=== Supplied material ===
━━━━
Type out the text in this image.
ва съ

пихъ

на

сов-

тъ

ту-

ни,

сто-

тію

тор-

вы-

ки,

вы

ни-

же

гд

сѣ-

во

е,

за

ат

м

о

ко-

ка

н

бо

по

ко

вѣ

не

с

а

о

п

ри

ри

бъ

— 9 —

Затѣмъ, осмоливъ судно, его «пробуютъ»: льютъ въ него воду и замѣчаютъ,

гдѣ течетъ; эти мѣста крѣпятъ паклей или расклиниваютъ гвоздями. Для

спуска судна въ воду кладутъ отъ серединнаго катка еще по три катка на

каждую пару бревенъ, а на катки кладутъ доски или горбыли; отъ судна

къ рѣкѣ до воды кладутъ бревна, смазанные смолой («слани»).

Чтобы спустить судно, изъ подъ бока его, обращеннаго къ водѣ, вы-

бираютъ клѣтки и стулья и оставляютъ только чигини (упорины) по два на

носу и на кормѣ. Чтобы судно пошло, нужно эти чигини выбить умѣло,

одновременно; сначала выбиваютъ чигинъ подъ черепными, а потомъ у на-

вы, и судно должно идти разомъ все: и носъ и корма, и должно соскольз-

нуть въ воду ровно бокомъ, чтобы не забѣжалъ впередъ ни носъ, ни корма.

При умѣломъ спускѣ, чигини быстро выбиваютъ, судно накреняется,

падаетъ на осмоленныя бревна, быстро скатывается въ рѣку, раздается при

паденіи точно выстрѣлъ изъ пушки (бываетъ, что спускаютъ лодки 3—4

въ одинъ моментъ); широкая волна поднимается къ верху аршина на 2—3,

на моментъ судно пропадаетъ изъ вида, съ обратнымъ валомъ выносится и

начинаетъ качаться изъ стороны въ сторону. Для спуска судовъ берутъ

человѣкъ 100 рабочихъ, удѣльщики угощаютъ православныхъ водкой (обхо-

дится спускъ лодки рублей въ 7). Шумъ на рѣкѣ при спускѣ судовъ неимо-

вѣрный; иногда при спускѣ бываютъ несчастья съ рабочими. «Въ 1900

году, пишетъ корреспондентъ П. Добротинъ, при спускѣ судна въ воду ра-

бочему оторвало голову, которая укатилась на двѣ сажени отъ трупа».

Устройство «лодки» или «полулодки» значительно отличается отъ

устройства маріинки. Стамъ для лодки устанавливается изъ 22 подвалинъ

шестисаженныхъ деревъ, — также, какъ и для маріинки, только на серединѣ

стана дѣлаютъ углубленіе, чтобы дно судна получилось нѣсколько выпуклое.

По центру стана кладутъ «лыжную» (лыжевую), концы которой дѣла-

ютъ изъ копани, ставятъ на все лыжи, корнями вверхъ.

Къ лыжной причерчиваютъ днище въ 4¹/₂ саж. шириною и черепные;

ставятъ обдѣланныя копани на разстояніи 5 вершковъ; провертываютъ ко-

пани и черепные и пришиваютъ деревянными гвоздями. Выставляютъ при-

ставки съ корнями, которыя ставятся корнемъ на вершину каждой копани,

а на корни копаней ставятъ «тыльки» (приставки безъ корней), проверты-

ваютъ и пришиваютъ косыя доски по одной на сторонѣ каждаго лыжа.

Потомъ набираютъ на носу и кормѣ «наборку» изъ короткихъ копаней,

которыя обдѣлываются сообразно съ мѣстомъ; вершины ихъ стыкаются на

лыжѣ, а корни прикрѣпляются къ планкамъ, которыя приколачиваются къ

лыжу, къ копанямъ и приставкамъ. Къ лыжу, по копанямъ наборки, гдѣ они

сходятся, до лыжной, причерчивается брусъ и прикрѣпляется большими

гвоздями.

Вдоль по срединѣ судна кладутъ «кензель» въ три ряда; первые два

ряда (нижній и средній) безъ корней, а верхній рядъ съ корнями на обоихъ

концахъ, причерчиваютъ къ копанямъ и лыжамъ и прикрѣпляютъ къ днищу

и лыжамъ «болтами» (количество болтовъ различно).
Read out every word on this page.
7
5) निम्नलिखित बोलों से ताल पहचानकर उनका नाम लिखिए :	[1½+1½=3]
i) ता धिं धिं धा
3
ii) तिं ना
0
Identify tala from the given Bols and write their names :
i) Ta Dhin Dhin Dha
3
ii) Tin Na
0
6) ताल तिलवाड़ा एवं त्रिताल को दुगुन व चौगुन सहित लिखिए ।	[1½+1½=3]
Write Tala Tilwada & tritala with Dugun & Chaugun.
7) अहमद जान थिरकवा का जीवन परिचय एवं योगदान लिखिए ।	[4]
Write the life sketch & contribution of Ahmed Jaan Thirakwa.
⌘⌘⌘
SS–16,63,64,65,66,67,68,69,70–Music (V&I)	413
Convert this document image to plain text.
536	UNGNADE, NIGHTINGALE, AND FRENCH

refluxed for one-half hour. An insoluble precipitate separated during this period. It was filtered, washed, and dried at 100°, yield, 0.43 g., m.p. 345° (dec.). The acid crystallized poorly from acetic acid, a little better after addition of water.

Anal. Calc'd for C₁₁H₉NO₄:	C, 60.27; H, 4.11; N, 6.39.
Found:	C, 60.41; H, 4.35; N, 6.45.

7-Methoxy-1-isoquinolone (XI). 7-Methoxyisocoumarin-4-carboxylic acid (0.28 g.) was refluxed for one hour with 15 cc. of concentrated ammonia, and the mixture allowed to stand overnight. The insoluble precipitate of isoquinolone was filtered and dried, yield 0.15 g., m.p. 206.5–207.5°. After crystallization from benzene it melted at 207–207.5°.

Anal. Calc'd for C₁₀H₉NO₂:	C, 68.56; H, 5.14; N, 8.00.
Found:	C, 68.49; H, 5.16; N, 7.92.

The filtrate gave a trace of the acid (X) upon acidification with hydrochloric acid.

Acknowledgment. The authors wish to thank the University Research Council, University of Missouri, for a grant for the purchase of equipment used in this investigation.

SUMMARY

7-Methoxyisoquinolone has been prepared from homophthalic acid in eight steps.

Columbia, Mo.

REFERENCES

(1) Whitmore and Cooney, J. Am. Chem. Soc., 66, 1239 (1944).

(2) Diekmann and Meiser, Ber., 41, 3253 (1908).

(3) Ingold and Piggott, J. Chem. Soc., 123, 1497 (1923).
━━━━
=== Exercise ===
Which lines in the records above contain the string "лыжамъ"? Copy each one.

=== Output for this exercise ===
концахъ, причерчиваютъ къ копанямъ и лыжамъ и прикрѣпляютъ къ днищу
и лыжамъ «болтами» (количество болтовъ различно).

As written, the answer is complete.